Stored records:
================================

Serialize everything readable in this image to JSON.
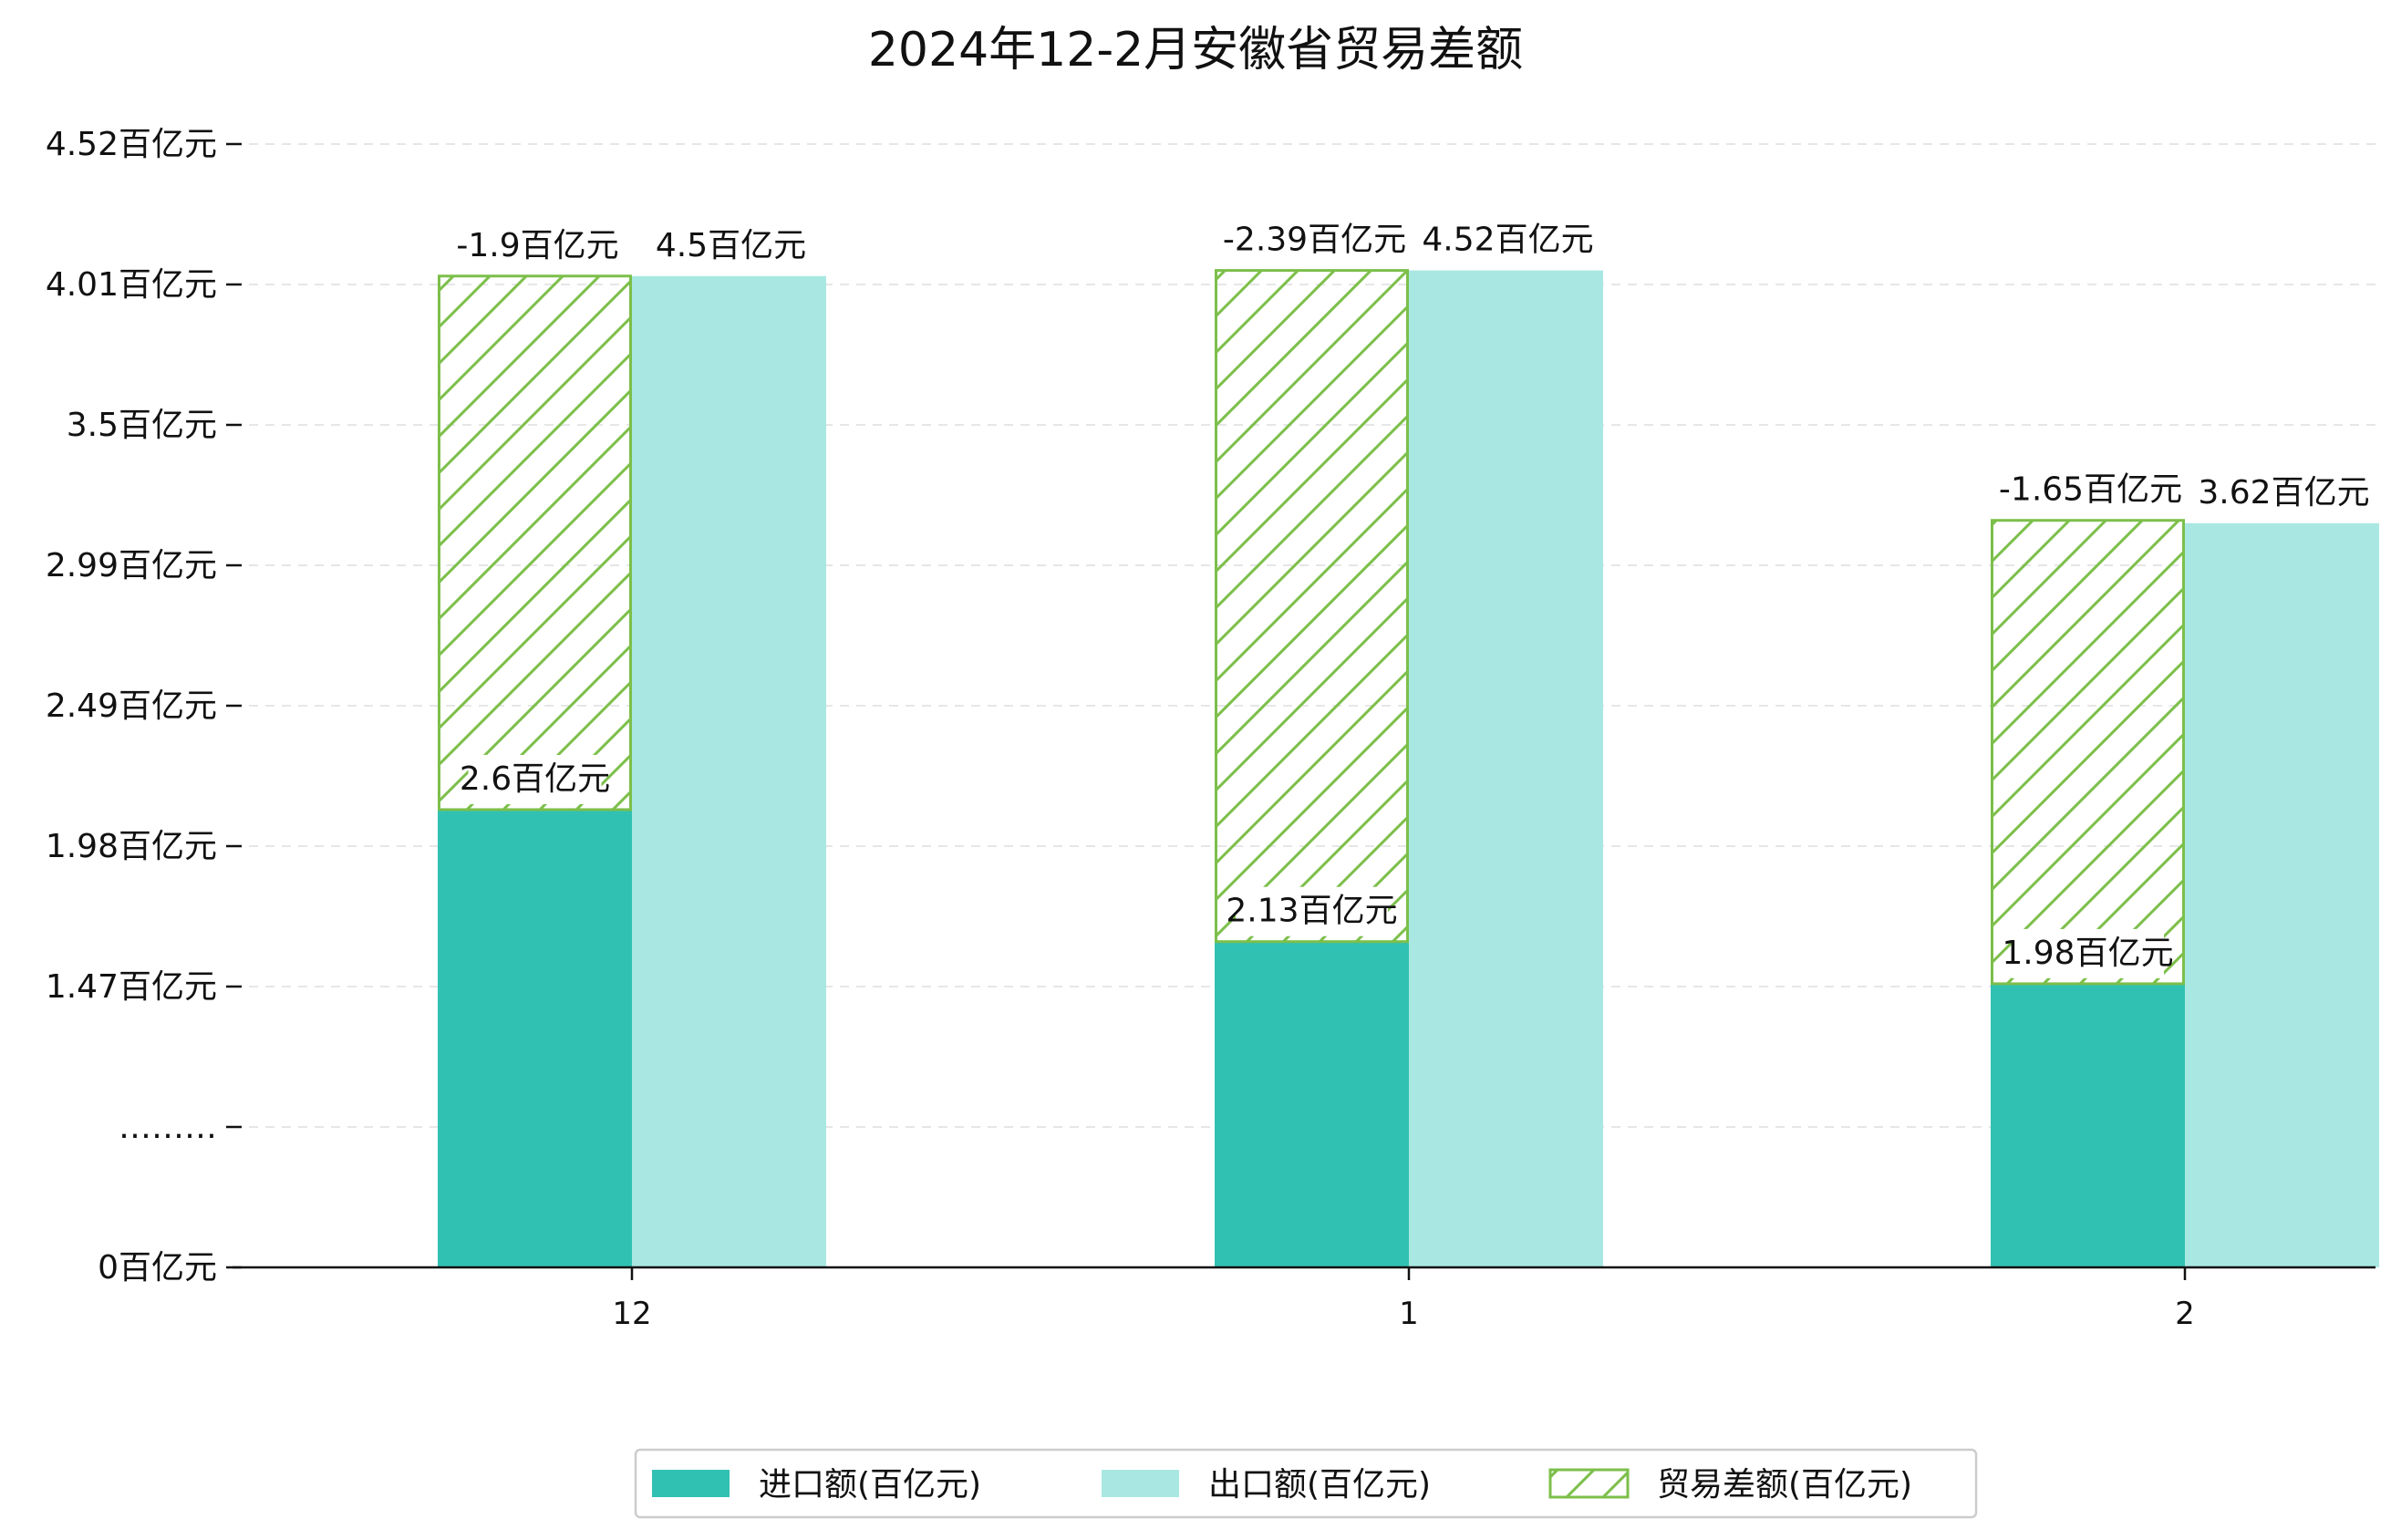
{
  "chart_data": {
    "type": "bar",
    "title": "2024年12-2月安徽省贸易差额",
    "categories": [
      "12",
      "1",
      "2"
    ],
    "series": [
      {
        "name": "进口额(百亿元)",
        "values": [
          2.6,
          2.13,
          1.98
        ],
        "labels": [
          "2.6百亿元",
          "2.13百亿元",
          "1.98百亿元"
        ],
        "color": "#31c1b3"
      },
      {
        "name": "出口额(百亿元)",
        "values": [
          4.5,
          4.52,
          3.62
        ],
        "labels": [
          "4.5百亿元",
          "4.52百亿元",
          "3.62百亿元"
        ],
        "color": "#a9e8e2"
      },
      {
        "name": "贸易差额(百亿元)",
        "values": [
          -1.9,
          -2.39,
          -1.65
        ],
        "labels": [
          "-1.9百亿元",
          "-2.39百亿元",
          "-1.65百亿元"
        ],
        "color": "#7cbf4a",
        "pattern": "hatch"
      }
    ],
    "y_ticks": [
      {
        "value": 0,
        "label": "0百亿元"
      },
      {
        "value": 0.5,
        "label": "………"
      },
      {
        "value": 1.0,
        "label": "1.47百亿元"
      },
      {
        "value": 1.5,
        "label": "1.98百亿元"
      },
      {
        "value": 2.0,
        "label": "2.49百亿元"
      },
      {
        "value": 2.5,
        "label": "2.99百亿元"
      },
      {
        "value": 3.0,
        "label": "3.5百亿元"
      },
      {
        "value": 3.5,
        "label": "4.01百亿元"
      },
      {
        "value": 4.0,
        "label": "4.52百亿元"
      }
    ],
    "y_axis_break": true,
    "grid": true,
    "legend": "bottom-center"
  }
}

================================

* [STATED TASK]:
Write out each line of the data exactly; the images should be left out.

* [RESPONSE]:
Serialize everything readable in this image to JSON.
{
  "chart_data": {
    "type": "bar",
    "title": "2024年12-2月安徽省贸易差额",
    "categories": [
      "12",
      "1",
      "2"
    ],
    "series": [
      {
        "name": "进口额(百亿元)",
        "values": [
          2.6,
          2.13,
          1.98
        ],
        "labels": [
          "2.6百亿元",
          "2.13百亿元",
          "1.98百亿元"
        ],
        "color": "#31c1b3"
      },
      {
        "name": "出口额(百亿元)",
        "values": [
          4.5,
          4.52,
          3.62
        ],
        "labels": [
          "4.5百亿元",
          "4.52百亿元",
          "3.62百亿元"
        ],
        "color": "#a9e8e2"
      },
      {
        "name": "贸易差额(百亿元)",
        "values": [
          -1.9,
          -2.39,
          -1.65
        ],
        "labels": [
          "-1.9百亿元",
          "-2.39百亿元",
          "-1.65百亿元"
        ],
        "color": "#7cbf4a",
        "pattern": "hatch"
      }
    ],
    "y_ticks": [
      {
        "value": 0,
        "label": "0百亿元"
      },
      {
        "value": 0.5,
        "label": "………"
      },
      {
        "value": 1.0,
        "label": "1.47百亿元"
      },
      {
        "value": 1.5,
        "label": "1.98百亿元"
      },
      {
        "value": 2.0,
        "label": "2.49百亿元"
      },
      {
        "value": 2.5,
        "label": "2.99百亿元"
      },
      {
        "value": 3.0,
        "label": "3.5百亿元"
      },
      {
        "value": 3.5,
        "label": "4.01百亿元"
      },
      {
        "value": 4.0,
        "label": "4.52百亿元"
      }
    ],
    "y_axis_break": true,
    "grid": true,
    "legend": "bottom-center"
  }
}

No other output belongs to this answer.